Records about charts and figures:
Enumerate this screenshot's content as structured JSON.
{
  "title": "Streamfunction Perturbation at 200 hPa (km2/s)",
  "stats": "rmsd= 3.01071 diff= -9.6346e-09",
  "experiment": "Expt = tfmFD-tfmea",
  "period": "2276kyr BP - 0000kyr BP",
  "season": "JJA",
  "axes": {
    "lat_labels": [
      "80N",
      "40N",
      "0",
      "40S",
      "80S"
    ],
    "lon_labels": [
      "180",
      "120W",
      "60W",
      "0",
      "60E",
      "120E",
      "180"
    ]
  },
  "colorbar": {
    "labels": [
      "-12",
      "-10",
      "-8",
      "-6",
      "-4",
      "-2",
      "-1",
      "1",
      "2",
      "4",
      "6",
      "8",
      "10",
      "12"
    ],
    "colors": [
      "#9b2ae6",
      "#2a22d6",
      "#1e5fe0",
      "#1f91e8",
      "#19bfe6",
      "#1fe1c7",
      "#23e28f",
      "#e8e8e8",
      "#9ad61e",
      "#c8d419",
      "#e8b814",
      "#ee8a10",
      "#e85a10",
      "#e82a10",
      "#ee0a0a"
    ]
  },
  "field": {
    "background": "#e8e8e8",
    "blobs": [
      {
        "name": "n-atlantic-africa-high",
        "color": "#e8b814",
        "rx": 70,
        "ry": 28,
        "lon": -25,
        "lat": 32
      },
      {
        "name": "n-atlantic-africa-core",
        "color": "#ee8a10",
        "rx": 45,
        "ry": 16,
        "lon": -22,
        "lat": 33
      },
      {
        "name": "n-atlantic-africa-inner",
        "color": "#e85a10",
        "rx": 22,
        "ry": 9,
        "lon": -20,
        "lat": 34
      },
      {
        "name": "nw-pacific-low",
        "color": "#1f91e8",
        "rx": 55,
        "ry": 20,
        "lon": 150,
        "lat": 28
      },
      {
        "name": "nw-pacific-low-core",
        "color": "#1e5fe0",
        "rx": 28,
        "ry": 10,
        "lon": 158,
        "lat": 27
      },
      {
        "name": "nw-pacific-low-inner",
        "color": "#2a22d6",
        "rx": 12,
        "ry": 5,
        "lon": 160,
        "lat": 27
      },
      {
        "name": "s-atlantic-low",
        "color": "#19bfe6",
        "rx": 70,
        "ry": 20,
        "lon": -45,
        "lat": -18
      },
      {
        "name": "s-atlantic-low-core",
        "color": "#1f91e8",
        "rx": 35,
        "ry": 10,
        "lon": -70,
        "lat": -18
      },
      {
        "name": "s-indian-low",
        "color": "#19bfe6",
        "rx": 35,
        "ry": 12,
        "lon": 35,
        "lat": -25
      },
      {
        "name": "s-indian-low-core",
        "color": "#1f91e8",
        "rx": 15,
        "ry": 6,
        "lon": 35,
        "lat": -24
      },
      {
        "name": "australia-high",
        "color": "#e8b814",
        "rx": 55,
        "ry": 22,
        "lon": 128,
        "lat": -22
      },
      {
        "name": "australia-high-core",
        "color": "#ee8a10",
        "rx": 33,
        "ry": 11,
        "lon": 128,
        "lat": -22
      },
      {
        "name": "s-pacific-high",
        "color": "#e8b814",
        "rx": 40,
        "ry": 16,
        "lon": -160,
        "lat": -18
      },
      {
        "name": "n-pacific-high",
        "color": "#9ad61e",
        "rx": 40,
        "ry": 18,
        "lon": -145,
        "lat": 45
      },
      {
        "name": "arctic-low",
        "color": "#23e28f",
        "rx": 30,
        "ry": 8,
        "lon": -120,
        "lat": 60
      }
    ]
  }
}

# STATED TASK
Reproduce the material verbatim, line by line.

# TASK RESULT
Enumerate this screenshot's content as structured JSON.
{
  "title": "Streamfunction Perturbation at 200 hPa (km2/s)",
  "stats": "rmsd= 3.01071 diff= -9.6346e-09",
  "experiment": "Expt = tfmFD-tfmea",
  "period": "2276kyr BP - 0000kyr BP",
  "season": "JJA",
  "axes": {
    "lat_labels": [
      "80N",
      "40N",
      "0",
      "40S",
      "80S"
    ],
    "lon_labels": [
      "180",
      "120W",
      "60W",
      "0",
      "60E",
      "120E",
      "180"
    ]
  },
  "colorbar": {
    "labels": [
      "-12",
      "-10",
      "-8",
      "-6",
      "-4",
      "-2",
      "-1",
      "1",
      "2",
      "4",
      "6",
      "8",
      "10",
      "12"
    ],
    "colors": [
      "#9b2ae6",
      "#2a22d6",
      "#1e5fe0",
      "#1f91e8",
      "#19bfe6",
      "#1fe1c7",
      "#23e28f",
      "#e8e8e8",
      "#9ad61e",
      "#c8d419",
      "#e8b814",
      "#ee8a10",
      "#e85a10",
      "#e82a10",
      "#ee0a0a"
    ]
  },
  "field": {
    "background": "#e8e8e8",
    "blobs": [
      {
        "name": "n-atlantic-africa-high",
        "color": "#e8b814",
        "rx": 70,
        "ry": 28,
        "lon": -25,
        "lat": 32
      },
      {
        "name": "n-atlantic-africa-core",
        "color": "#ee8a10",
        "rx": 45,
        "ry": 16,
        "lon": -22,
        "lat": 33
      },
      {
        "name": "n-atlantic-africa-inner",
        "color": "#e85a10",
        "rx": 22,
        "ry": 9,
        "lon": -20,
        "lat": 34
      },
      {
        "name": "nw-pacific-low",
        "color": "#1f91e8",
        "rx": 55,
        "ry": 20,
        "lon": 150,
        "lat": 28
      },
      {
        "name": "nw-pacific-low-core",
        "color": "#1e5fe0",
        "rx": 28,
        "ry": 10,
        "lon": 158,
        "lat": 27
      },
      {
        "name": "nw-pacific-low-inner",
        "color": "#2a22d6",
        "rx": 12,
        "ry": 5,
        "lon": 160,
        "lat": 27
      },
      {
        "name": "s-atlantic-low",
        "color": "#19bfe6",
        "rx": 70,
        "ry": 20,
        "lon": -45,
        "lat": -18
      },
      {
        "name": "s-atlantic-low-core",
        "color": "#1f91e8",
        "rx": 35,
        "ry": 10,
        "lon": -70,
        "lat": -18
      },
      {
        "name": "s-indian-low",
        "color": "#19bfe6",
        "rx": 35,
        "ry": 12,
        "lon": 35,
        "lat": -25
      },
      {
        "name": "s-indian-low-core",
        "color": "#1f91e8",
        "rx": 15,
        "ry": 6,
        "lon": 35,
        "lat": -24
      },
      {
        "name": "australia-high",
        "color": "#e8b814",
        "rx": 55,
        "ry": 22,
        "lon": 128,
        "lat": -22
      },
      {
        "name": "australia-high-core",
        "color": "#ee8a10",
        "rx": 33,
        "ry": 11,
        "lon": 128,
        "lat": -22
      },
      {
        "name": "s-pacific-high",
        "color": "#e8b814",
        "rx": 40,
        "ry": 16,
        "lon": -160,
        "lat": -18
      },
      {
        "name": "n-pacific-high",
        "color": "#9ad61e",
        "rx": 40,
        "ry": 18,
        "lon": -145,
        "lat": 45
      },
      {
        "name": "arctic-low",
        "color": "#23e28f",
        "rx": 30,
        "ry": 8,
        "lon": -120,
        "lat": 60
      }
    ]
  }
}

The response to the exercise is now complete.